Given data:
------------------------

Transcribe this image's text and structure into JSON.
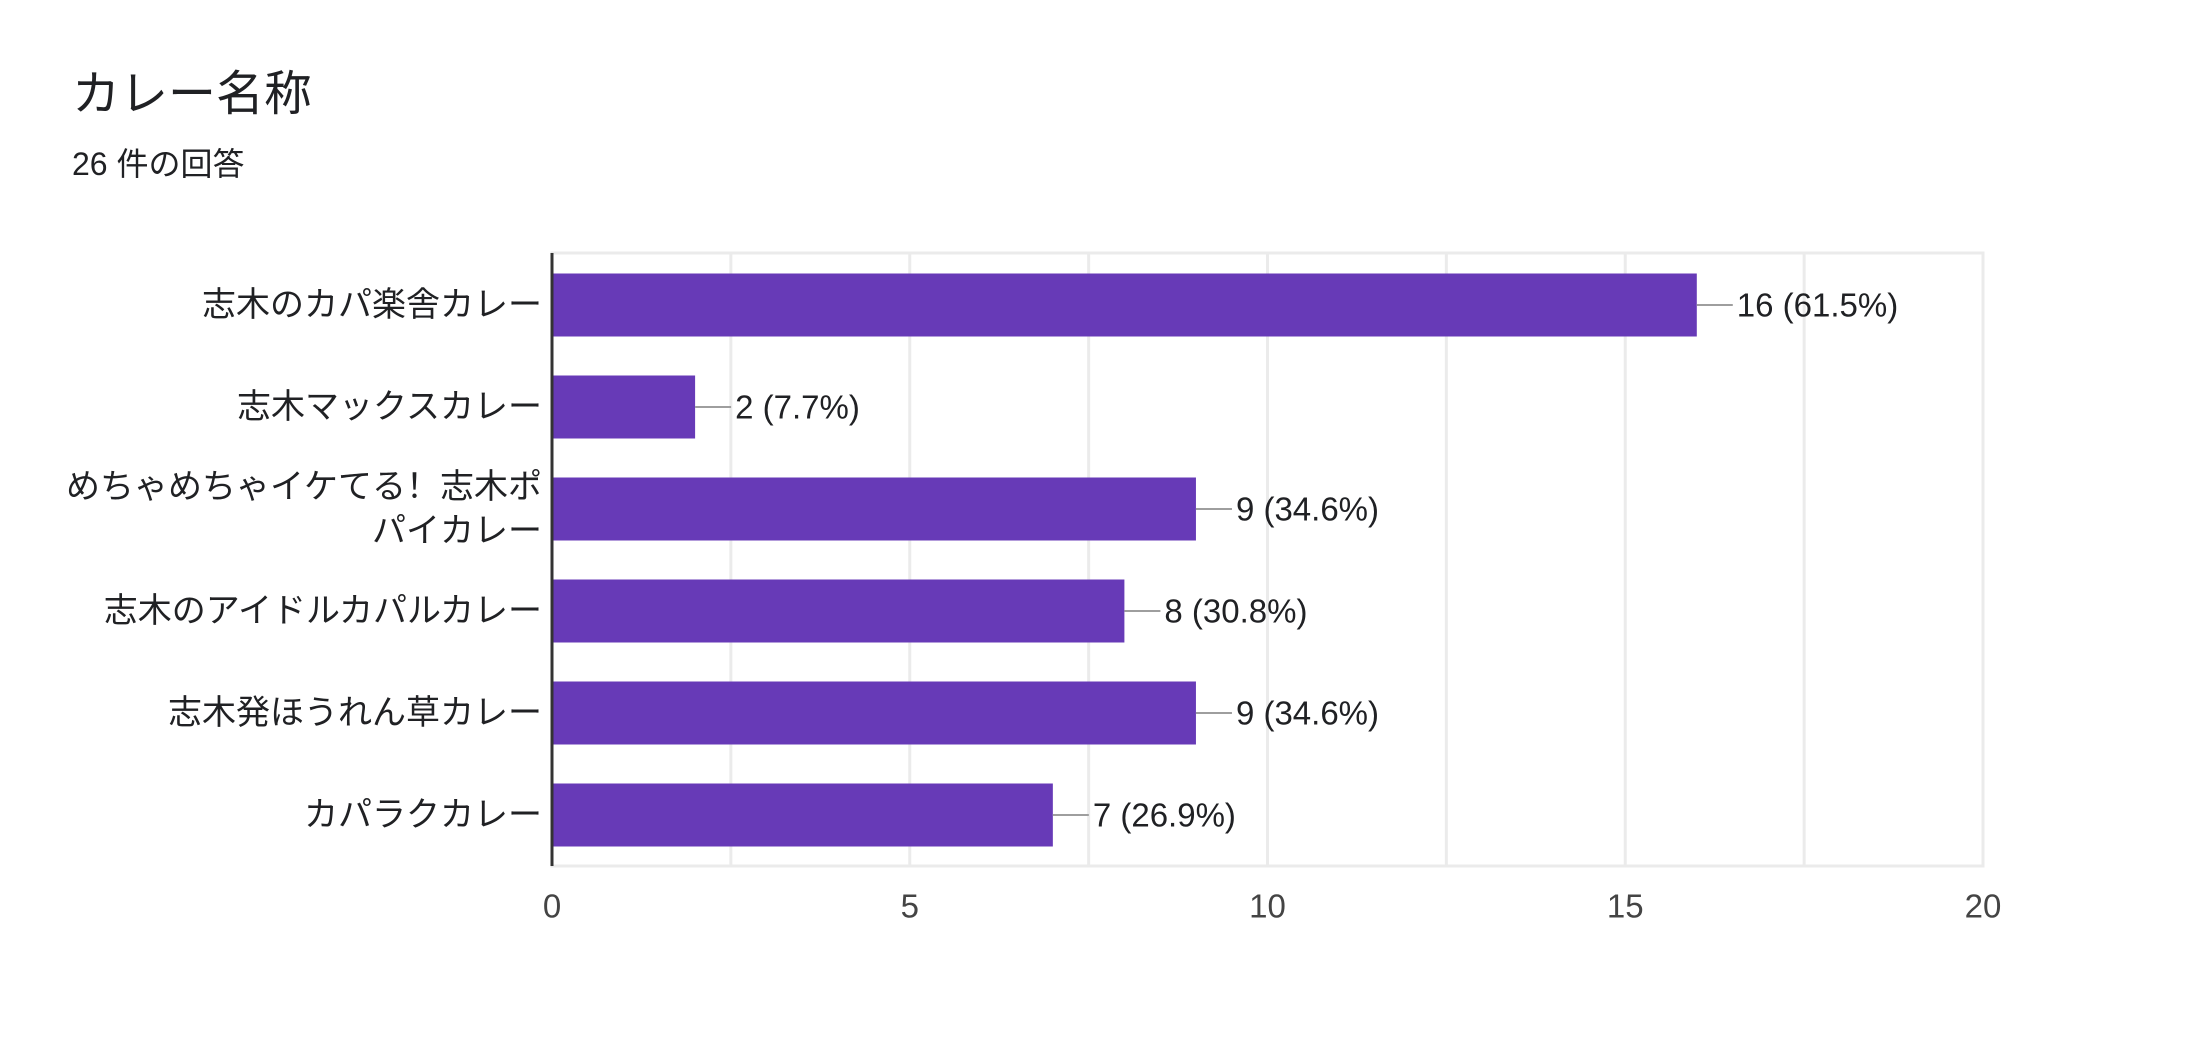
{
  "header": {
    "title": "カレー名称",
    "response_count": "26 件の回答"
  },
  "colors": {
    "bar": "#673ab7",
    "grid": "#ebebeb",
    "axis": "#333333",
    "leader": "#9e9e9e",
    "text": "#202124",
    "tick_text": "#444444"
  },
  "chart_data": {
    "type": "bar",
    "orientation": "horizontal",
    "title": "カレー名称",
    "subtitle": "26 件の回答",
    "xlabel": "",
    "ylabel": "",
    "xlim": [
      0,
      20
    ],
    "x_ticks": [
      0,
      5,
      10,
      15,
      20
    ],
    "grid": true,
    "categories": [
      "志木のカパ楽舎カレー",
      "志木マックスカレー",
      "めちゃめちゃイケてる！志木ポパイカレー",
      "志木のアイドルカパルカレー",
      "志木発ほうれん草カレー",
      "カパラクカレー"
    ],
    "category_label_lines": [
      [
        "志木のカパ楽舎カレー"
      ],
      [
        "志木マックスカレー"
      ],
      [
        "めちゃめちゃイケてる！志木ポ",
        "パイカレー"
      ],
      [
        "志木のアイドルカパルカレー"
      ],
      [
        "志木発ほうれん草カレー"
      ],
      [
        "カパラクカレー"
      ]
    ],
    "values": [
      16,
      2,
      9,
      8,
      9,
      7
    ],
    "data_labels": [
      "16 (61.5%)",
      "2 (7.7%)",
      "9 (34.6%)",
      "8 (30.8%)",
      "9 (34.6%)",
      "7 (26.9%)"
    ]
  }
}
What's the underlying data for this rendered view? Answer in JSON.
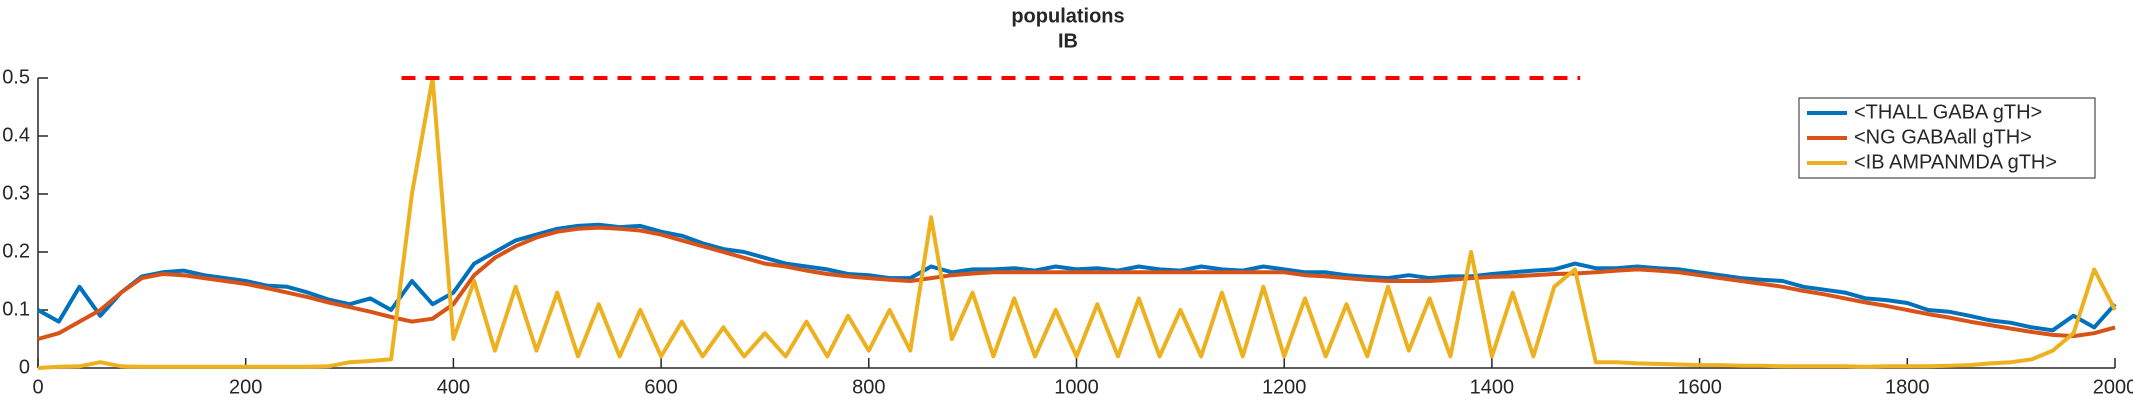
{
  "chart_data": {
    "type": "line",
    "title": "populations",
    "subtitle": "IB",
    "x": [
      0,
      20,
      40,
      60,
      80,
      100,
      120,
      140,
      160,
      180,
      200,
      220,
      240,
      260,
      280,
      300,
      320,
      340,
      360,
      380,
      400,
      420,
      440,
      460,
      480,
      500,
      520,
      540,
      560,
      580,
      600,
      620,
      640,
      660,
      680,
      700,
      720,
      740,
      760,
      780,
      800,
      820,
      840,
      860,
      880,
      900,
      920,
      940,
      960,
      980,
      1000,
      1020,
      1040,
      1060,
      1080,
      1100,
      1120,
      1140,
      1160,
      1180,
      1200,
      1220,
      1240,
      1260,
      1280,
      1300,
      1320,
      1340,
      1360,
      1380,
      1400,
      1420,
      1440,
      1460,
      1480,
      1500,
      1520,
      1540,
      1560,
      1580,
      1600,
      1620,
      1640,
      1660,
      1680,
      1700,
      1720,
      1740,
      1760,
      1780,
      1800,
      1820,
      1840,
      1860,
      1880,
      1900,
      1920,
      1940,
      1960,
      1980,
      2000
    ],
    "series": [
      {
        "name": "<THALL GABA gTH>",
        "color": "#0072BD",
        "values": [
          0.1,
          0.08,
          0.14,
          0.09,
          0.13,
          0.158,
          0.165,
          0.168,
          0.16,
          0.155,
          0.15,
          0.142,
          0.14,
          0.13,
          0.118,
          0.11,
          0.12,
          0.1,
          0.15,
          0.11,
          0.13,
          0.18,
          0.2,
          0.22,
          0.23,
          0.24,
          0.245,
          0.247,
          0.243,
          0.245,
          0.235,
          0.228,
          0.215,
          0.205,
          0.2,
          0.19,
          0.18,
          0.175,
          0.17,
          0.162,
          0.16,
          0.155,
          0.155,
          0.175,
          0.165,
          0.17,
          0.17,
          0.172,
          0.168,
          0.175,
          0.17,
          0.172,
          0.168,
          0.175,
          0.17,
          0.168,
          0.175,
          0.17,
          0.168,
          0.175,
          0.17,
          0.165,
          0.165,
          0.16,
          0.157,
          0.155,
          0.16,
          0.155,
          0.158,
          0.158,
          0.162,
          0.165,
          0.168,
          0.17,
          0.18,
          0.172,
          0.172,
          0.175,
          0.172,
          0.17,
          0.165,
          0.16,
          0.155,
          0.152,
          0.15,
          0.14,
          0.135,
          0.13,
          0.12,
          0.117,
          0.112,
          0.1,
          0.097,
          0.09,
          0.082,
          0.078,
          0.07,
          0.065,
          0.09,
          0.07,
          0.11
        ]
      },
      {
        "name": "<NG GABAall gTH>",
        "color": "#D95319",
        "values": [
          0.05,
          0.06,
          0.08,
          0.1,
          0.13,
          0.155,
          0.162,
          0.16,
          0.155,
          0.15,
          0.145,
          0.138,
          0.13,
          0.122,
          0.113,
          0.105,
          0.097,
          0.088,
          0.08,
          0.085,
          0.11,
          0.16,
          0.19,
          0.21,
          0.225,
          0.235,
          0.24,
          0.242,
          0.24,
          0.237,
          0.23,
          0.22,
          0.21,
          0.2,
          0.19,
          0.18,
          0.175,
          0.168,
          0.162,
          0.158,
          0.155,
          0.152,
          0.15,
          0.155,
          0.16,
          0.163,
          0.165,
          0.165,
          0.165,
          0.165,
          0.165,
          0.165,
          0.165,
          0.165,
          0.165,
          0.165,
          0.165,
          0.165,
          0.165,
          0.165,
          0.165,
          0.16,
          0.158,
          0.155,
          0.152,
          0.15,
          0.15,
          0.15,
          0.152,
          0.155,
          0.157,
          0.158,
          0.16,
          0.162,
          0.163,
          0.165,
          0.168,
          0.17,
          0.168,
          0.165,
          0.16,
          0.155,
          0.15,
          0.145,
          0.14,
          0.133,
          0.127,
          0.12,
          0.113,
          0.107,
          0.1,
          0.093,
          0.087,
          0.08,
          0.074,
          0.068,
          0.062,
          0.057,
          0.055,
          0.06,
          0.07
        ]
      },
      {
        "name": "<IB AMPANMDA gTH>",
        "color": "#EDB120",
        "values": [
          0,
          0.002,
          0.003,
          0.01,
          0.003,
          0.002,
          0.002,
          0.002,
          0.002,
          0.002,
          0.002,
          0.002,
          0.002,
          0.002,
          0.003,
          0.01,
          0.012,
          0.015,
          0.3,
          0.5,
          0.05,
          0.15,
          0.03,
          0.14,
          0.03,
          0.13,
          0.02,
          0.11,
          0.02,
          0.1,
          0.02,
          0.08,
          0.02,
          0.07,
          0.02,
          0.06,
          0.02,
          0.08,
          0.02,
          0.09,
          0.03,
          0.1,
          0.03,
          0.26,
          0.05,
          0.13,
          0.02,
          0.12,
          0.02,
          0.1,
          0.02,
          0.11,
          0.02,
          0.12,
          0.02,
          0.1,
          0.02,
          0.13,
          0.02,
          0.14,
          0.02,
          0.12,
          0.02,
          0.11,
          0.02,
          0.14,
          0.03,
          0.12,
          0.02,
          0.2,
          0.02,
          0.13,
          0.02,
          0.14,
          0.17,
          0.01,
          0.01,
          0.008,
          0.007,
          0.006,
          0.005,
          0.005,
          0.004,
          0.004,
          0.003,
          0.003,
          0.003,
          0.003,
          0.002,
          0.003,
          0.003,
          0.003,
          0.004,
          0.005,
          0.008,
          0.01,
          0.015,
          0.03,
          0.06,
          0.17,
          0.1
        ]
      }
    ],
    "reference_line": {
      "y": 0.5,
      "x": [
        350,
        1485
      ],
      "color": "#FF0000"
    },
    "xlim": [
      0,
      2000
    ],
    "xticks": [
      0,
      200,
      400,
      600,
      800,
      1000,
      1200,
      1400,
      1600,
      1800,
      2000
    ],
    "ylim": [
      0,
      0.5
    ],
    "yticks": [
      0,
      0.1,
      0.2,
      0.3,
      0.4,
      0.5
    ],
    "legend": "upper right",
    "grid": false
  }
}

------------------------

Exercise requirements:
Without the pictures, restate all of the entries above verbatim.

Written reply:
Transcribe this image's text and structure into JSON.
{
  "header": {
    "title": "カレー名称",
    "response_count": "26 件の回答"
  },
  "colors": {
    "bar": "#673ab7",
    "grid": "#ebebeb",
    "axis": "#333333",
    "leader": "#9e9e9e",
    "text": "#202124",
    "tick_text": "#444444"
  },
  "chart_data": {
    "type": "bar",
    "orientation": "horizontal",
    "title": "カレー名称",
    "subtitle": "26 件の回答",
    "xlabel": "",
    "ylabel": "",
    "xlim": [
      0,
      20
    ],
    "x_ticks": [
      0,
      5,
      10,
      15,
      20
    ],
    "grid": true,
    "categories": [
      "志木のカパ楽舎カレー",
      "志木マックスカレー",
      "めちゃめちゃイケてる！志木ポパイカレー",
      "志木のアイドルカパルカレー",
      "志木発ほうれん草カレー",
      "カパラクカレー"
    ],
    "category_label_lines": [
      [
        "志木のカパ楽舎カレー"
      ],
      [
        "志木マックスカレー"
      ],
      [
        "めちゃめちゃイケてる！志木ポ",
        "パイカレー"
      ],
      [
        "志木のアイドルカパルカレー"
      ],
      [
        "志木発ほうれん草カレー"
      ],
      [
        "カパラクカレー"
      ]
    ],
    "values": [
      16,
      2,
      9,
      8,
      9,
      7
    ],
    "data_labels": [
      "16 (61.5%)",
      "2 (7.7%)",
      "9 (34.6%)",
      "8 (30.8%)",
      "9 (34.6%)",
      "7 (26.9%)"
    ]
  }
}
What's the underlying data for this rendered view? Answer in JSON.
{
  "chart_data": {
    "type": "line",
    "title": "populations",
    "subtitle": "IB",
    "x": [
      0,
      20,
      40,
      60,
      80,
      100,
      120,
      140,
      160,
      180,
      200,
      220,
      240,
      260,
      280,
      300,
      320,
      340,
      360,
      380,
      400,
      420,
      440,
      460,
      480,
      500,
      520,
      540,
      560,
      580,
      600,
      620,
      640,
      660,
      680,
      700,
      720,
      740,
      760,
      780,
      800,
      820,
      840,
      860,
      880,
      900,
      920,
      940,
      960,
      980,
      1000,
      1020,
      1040,
      1060,
      1080,
      1100,
      1120,
      1140,
      1160,
      1180,
      1200,
      1220,
      1240,
      1260,
      1280,
      1300,
      1320,
      1340,
      1360,
      1380,
      1400,
      1420,
      1440,
      1460,
      1480,
      1500,
      1520,
      1540,
      1560,
      1580,
      1600,
      1620,
      1640,
      1660,
      1680,
      1700,
      1720,
      1740,
      1760,
      1780,
      1800,
      1820,
      1840,
      1860,
      1880,
      1900,
      1920,
      1940,
      1960,
      1980,
      2000
    ],
    "series": [
      {
        "name": "<THALL GABA gTH>",
        "color": "#0072BD",
        "values": [
          0.1,
          0.08,
          0.14,
          0.09,
          0.13,
          0.158,
          0.165,
          0.168,
          0.16,
          0.155,
          0.15,
          0.142,
          0.14,
          0.13,
          0.118,
          0.11,
          0.12,
          0.1,
          0.15,
          0.11,
          0.13,
          0.18,
          0.2,
          0.22,
          0.23,
          0.24,
          0.245,
          0.247,
          0.243,
          0.245,
          0.235,
          0.228,
          0.215,
          0.205,
          0.2,
          0.19,
          0.18,
          0.175,
          0.17,
          0.162,
          0.16,
          0.155,
          0.155,
          0.175,
          0.165,
          0.17,
          0.17,
          0.172,
          0.168,
          0.175,
          0.17,
          0.172,
          0.168,
          0.175,
          0.17,
          0.168,
          0.175,
          0.17,
          0.168,
          0.175,
          0.17,
          0.165,
          0.165,
          0.16,
          0.157,
          0.155,
          0.16,
          0.155,
          0.158,
          0.158,
          0.162,
          0.165,
          0.168,
          0.17,
          0.18,
          0.172,
          0.172,
          0.175,
          0.172,
          0.17,
          0.165,
          0.16,
          0.155,
          0.152,
          0.15,
          0.14,
          0.135,
          0.13,
          0.12,
          0.117,
          0.112,
          0.1,
          0.097,
          0.09,
          0.082,
          0.078,
          0.07,
          0.065,
          0.09,
          0.07,
          0.11
        ]
      },
      {
        "name": "<NG GABAall gTH>",
        "color": "#D95319",
        "values": [
          0.05,
          0.06,
          0.08,
          0.1,
          0.13,
          0.155,
          0.162,
          0.16,
          0.155,
          0.15,
          0.145,
          0.138,
          0.13,
          0.122,
          0.113,
          0.105,
          0.097,
          0.088,
          0.08,
          0.085,
          0.11,
          0.16,
          0.19,
          0.21,
          0.225,
          0.235,
          0.24,
          0.242,
          0.24,
          0.237,
          0.23,
          0.22,
          0.21,
          0.2,
          0.19,
          0.18,
          0.175,
          0.168,
          0.162,
          0.158,
          0.155,
          0.152,
          0.15,
          0.155,
          0.16,
          0.163,
          0.165,
          0.165,
          0.165,
          0.165,
          0.165,
          0.165,
          0.165,
          0.165,
          0.165,
          0.165,
          0.165,
          0.165,
          0.165,
          0.165,
          0.165,
          0.16,
          0.158,
          0.155,
          0.152,
          0.15,
          0.15,
          0.15,
          0.152,
          0.155,
          0.157,
          0.158,
          0.16,
          0.162,
          0.163,
          0.165,
          0.168,
          0.17,
          0.168,
          0.165,
          0.16,
          0.155,
          0.15,
          0.145,
          0.14,
          0.133,
          0.127,
          0.12,
          0.113,
          0.107,
          0.1,
          0.093,
          0.087,
          0.08,
          0.074,
          0.068,
          0.062,
          0.057,
          0.055,
          0.06,
          0.07
        ]
      },
      {
        "name": "<IB AMPANMDA gTH>",
        "color": "#EDB120",
        "values": [
          0,
          0.002,
          0.003,
          0.01,
          0.003,
          0.002,
          0.002,
          0.002,
          0.002,
          0.002,
          0.002,
          0.002,
          0.002,
          0.002,
          0.003,
          0.01,
          0.012,
          0.015,
          0.3,
          0.5,
          0.05,
          0.15,
          0.03,
          0.14,
          0.03,
          0.13,
          0.02,
          0.11,
          0.02,
          0.1,
          0.02,
          0.08,
          0.02,
          0.07,
          0.02,
          0.06,
          0.02,
          0.08,
          0.02,
          0.09,
          0.03,
          0.1,
          0.03,
          0.26,
          0.05,
          0.13,
          0.02,
          0.12,
          0.02,
          0.1,
          0.02,
          0.11,
          0.02,
          0.12,
          0.02,
          0.1,
          0.02,
          0.13,
          0.02,
          0.14,
          0.02,
          0.12,
          0.02,
          0.11,
          0.02,
          0.14,
          0.03,
          0.12,
          0.02,
          0.2,
          0.02,
          0.13,
          0.02,
          0.14,
          0.17,
          0.01,
          0.01,
          0.008,
          0.007,
          0.006,
          0.005,
          0.005,
          0.004,
          0.004,
          0.003,
          0.003,
          0.003,
          0.003,
          0.002,
          0.003,
          0.003,
          0.003,
          0.004,
          0.005,
          0.008,
          0.01,
          0.015,
          0.03,
          0.06,
          0.17,
          0.1
        ]
      }
    ],
    "reference_line": {
      "y": 0.5,
      "x": [
        350,
        1485
      ],
      "color": "#FF0000"
    },
    "xlim": [
      0,
      2000
    ],
    "xticks": [
      0,
      200,
      400,
      600,
      800,
      1000,
      1200,
      1400,
      1600,
      1800,
      2000
    ],
    "ylim": [
      0,
      0.5
    ],
    "yticks": [
      0,
      0.1,
      0.2,
      0.3,
      0.4,
      0.5
    ],
    "legend": "upper right",
    "grid": false
  }
}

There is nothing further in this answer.